* **Excerpts from a figure dataset**
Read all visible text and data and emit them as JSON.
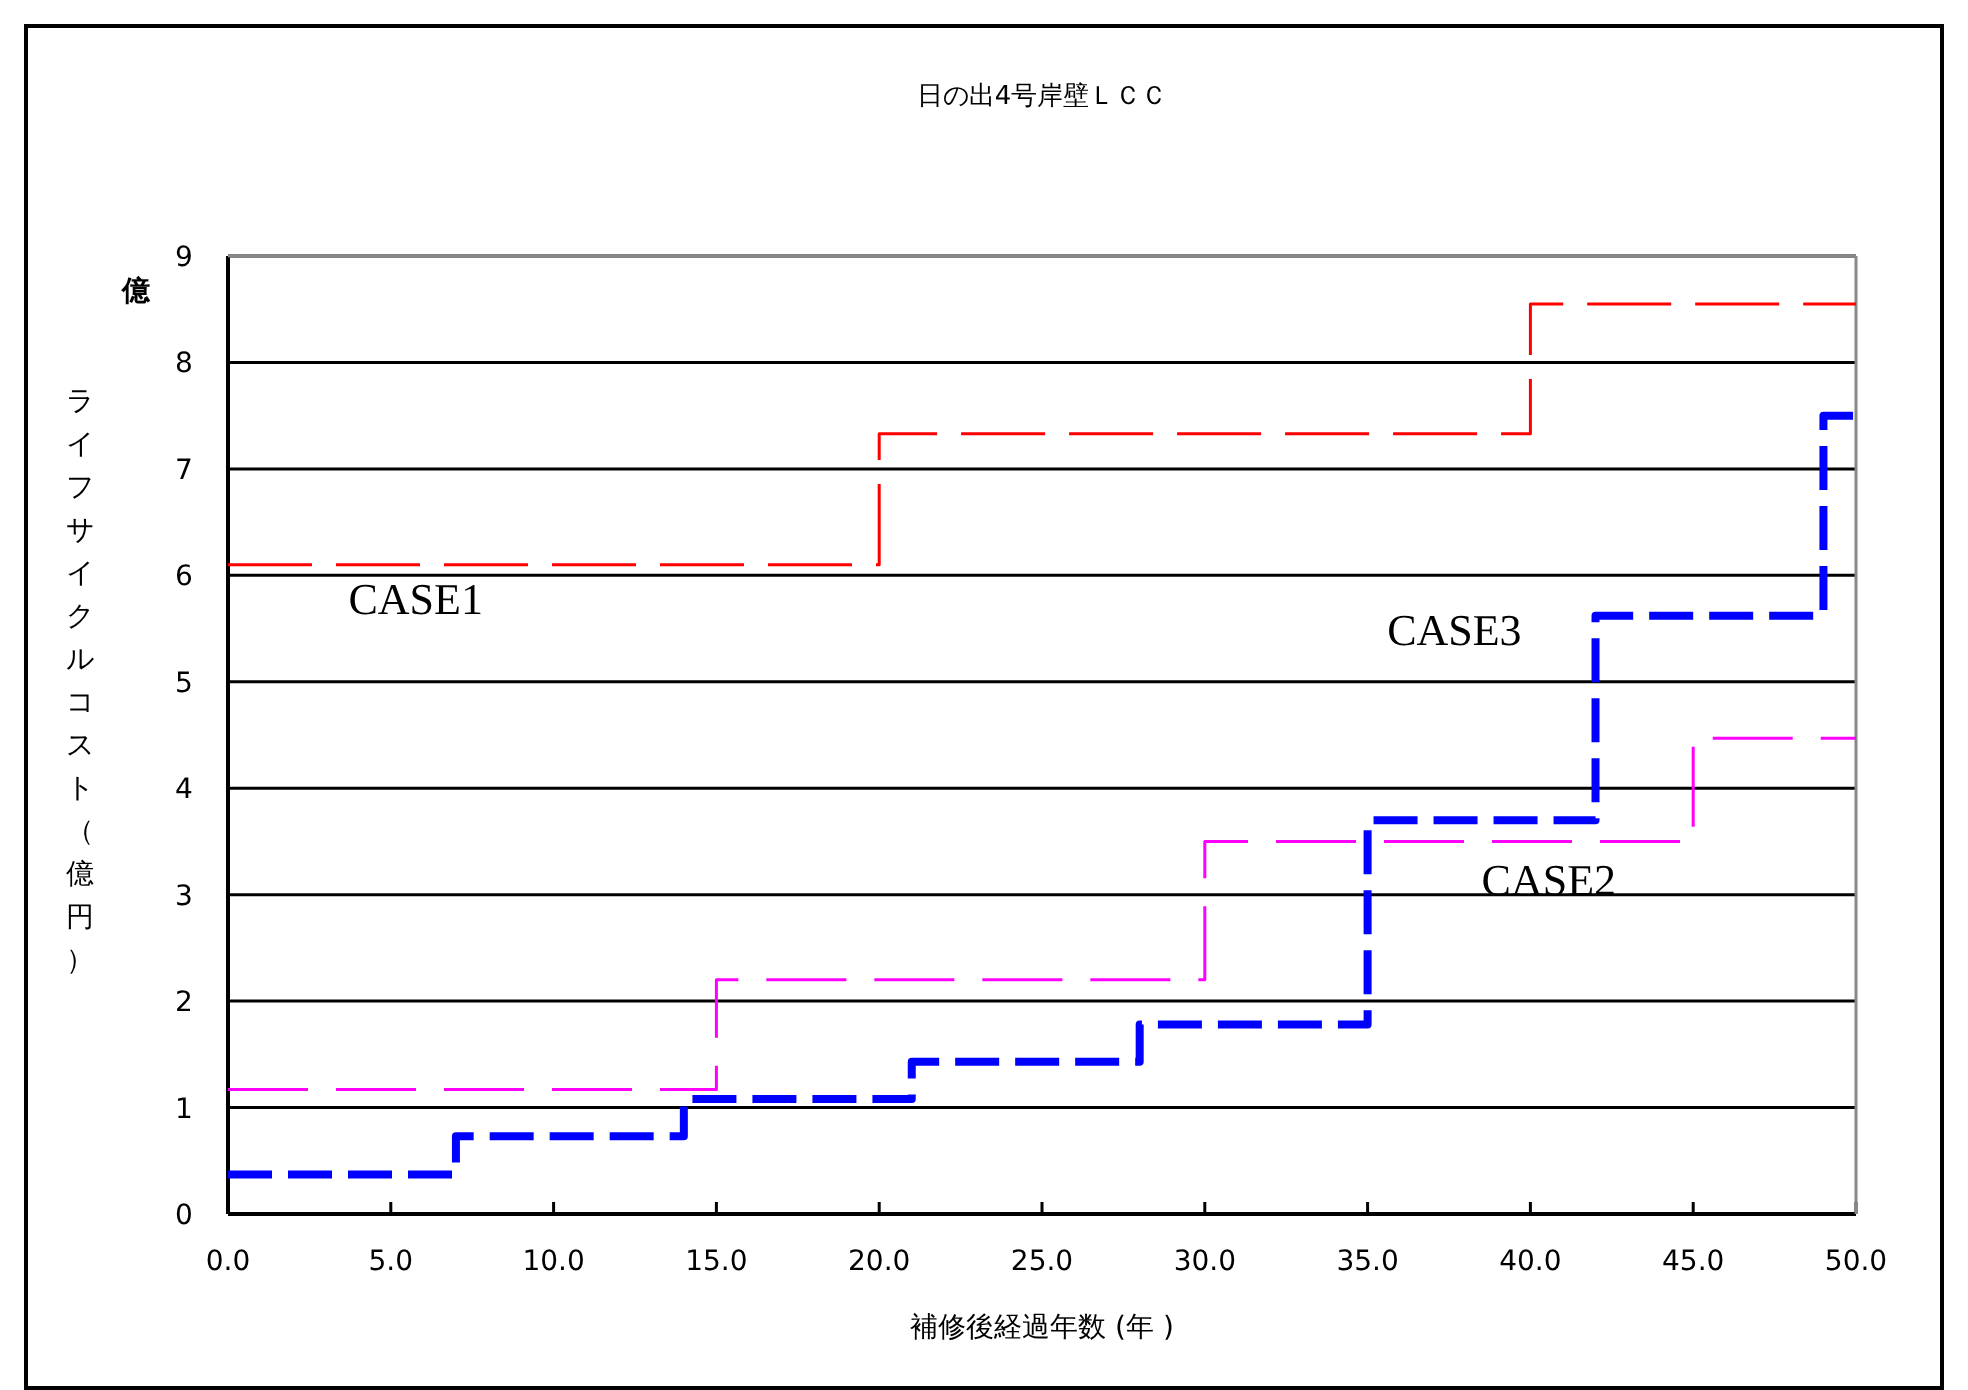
{
  "chart_data": {
    "type": "step",
    "title": "日の出4号岸壁ＬＣＣ",
    "xlabel": "補修後経過年数 (年 )",
    "ylabel": "ライフサイクルコスト（億円）",
    "annotations": [
      "億"
    ],
    "xlim": [
      0,
      50
    ],
    "ylim": [
      0,
      9
    ],
    "xticks": [
      {
        "value": 0,
        "label": "0.0"
      },
      {
        "value": 5,
        "label": "5.0"
      },
      {
        "value": 10,
        "label": "10.0"
      },
      {
        "value": 15,
        "label": "15.0"
      },
      {
        "value": 20,
        "label": "20.0"
      },
      {
        "value": 25,
        "label": "25.0"
      },
      {
        "value": 30,
        "label": "30.0"
      },
      {
        "value": 35,
        "label": "35.0"
      },
      {
        "value": 40,
        "label": "40.0"
      },
      {
        "value": 45,
        "label": "45.0"
      },
      {
        "value": 50,
        "label": "50.0"
      }
    ],
    "yticks": [
      0,
      1,
      2,
      3,
      4,
      5,
      6,
      7,
      8,
      9
    ],
    "grid": "y",
    "legend": false,
    "marker": "none",
    "line_style": "dashed",
    "series": [
      {
        "name": "CASE1",
        "color": "#ff0000",
        "x": [
          0,
          20,
          40,
          50
        ],
        "values": [
          6.1,
          7.33,
          8.55,
          8.55
        ]
      },
      {
        "name": "CASE2",
        "color": "#ff00ff",
        "x": [
          0,
          15,
          30,
          45,
          50
        ],
        "values": [
          1.17,
          2.2,
          3.5,
          4.47,
          4.47
        ]
      },
      {
        "name": "CASE3",
        "color": "#0000ff",
        "x": [
          0,
          7,
          14,
          21,
          28,
          35,
          42,
          49,
          50
        ],
        "values": [
          0.37,
          0.73,
          1.08,
          1.43,
          1.78,
          3.7,
          5.62,
          7.5,
          7.5
        ]
      }
    ]
  }
}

* **Task**
Quote the preceding records in their entirety, excluding every picture.

* **Response to the task**
Read all visible text and data and emit them as JSON.
{
  "chart_data": {
    "type": "step",
    "title": "日の出4号岸壁ＬＣＣ",
    "xlabel": "補修後経過年数 (年 )",
    "ylabel": "ライフサイクルコスト（億円）",
    "annotations": [
      "億"
    ],
    "xlim": [
      0,
      50
    ],
    "ylim": [
      0,
      9
    ],
    "xticks": [
      {
        "value": 0,
        "label": "0.0"
      },
      {
        "value": 5,
        "label": "5.0"
      },
      {
        "value": 10,
        "label": "10.0"
      },
      {
        "value": 15,
        "label": "15.0"
      },
      {
        "value": 20,
        "label": "20.0"
      },
      {
        "value": 25,
        "label": "25.0"
      },
      {
        "value": 30,
        "label": "30.0"
      },
      {
        "value": 35,
        "label": "35.0"
      },
      {
        "value": 40,
        "label": "40.0"
      },
      {
        "value": 45,
        "label": "45.0"
      },
      {
        "value": 50,
        "label": "50.0"
      }
    ],
    "yticks": [
      0,
      1,
      2,
      3,
      4,
      5,
      6,
      7,
      8,
      9
    ],
    "grid": "y",
    "legend": false,
    "marker": "none",
    "line_style": "dashed",
    "series": [
      {
        "name": "CASE1",
        "color": "#ff0000",
        "x": [
          0,
          20,
          40,
          50
        ],
        "values": [
          6.1,
          7.33,
          8.55,
          8.55
        ]
      },
      {
        "name": "CASE2",
        "color": "#ff00ff",
        "x": [
          0,
          15,
          30,
          45,
          50
        ],
        "values": [
          1.17,
          2.2,
          3.5,
          4.47,
          4.47
        ]
      },
      {
        "name": "CASE3",
        "color": "#0000ff",
        "x": [
          0,
          7,
          14,
          21,
          28,
          35,
          42,
          49,
          50
        ],
        "values": [
          0.37,
          0.73,
          1.08,
          1.43,
          1.78,
          3.7,
          5.62,
          7.5,
          7.5
        ]
      }
    ]
  }
}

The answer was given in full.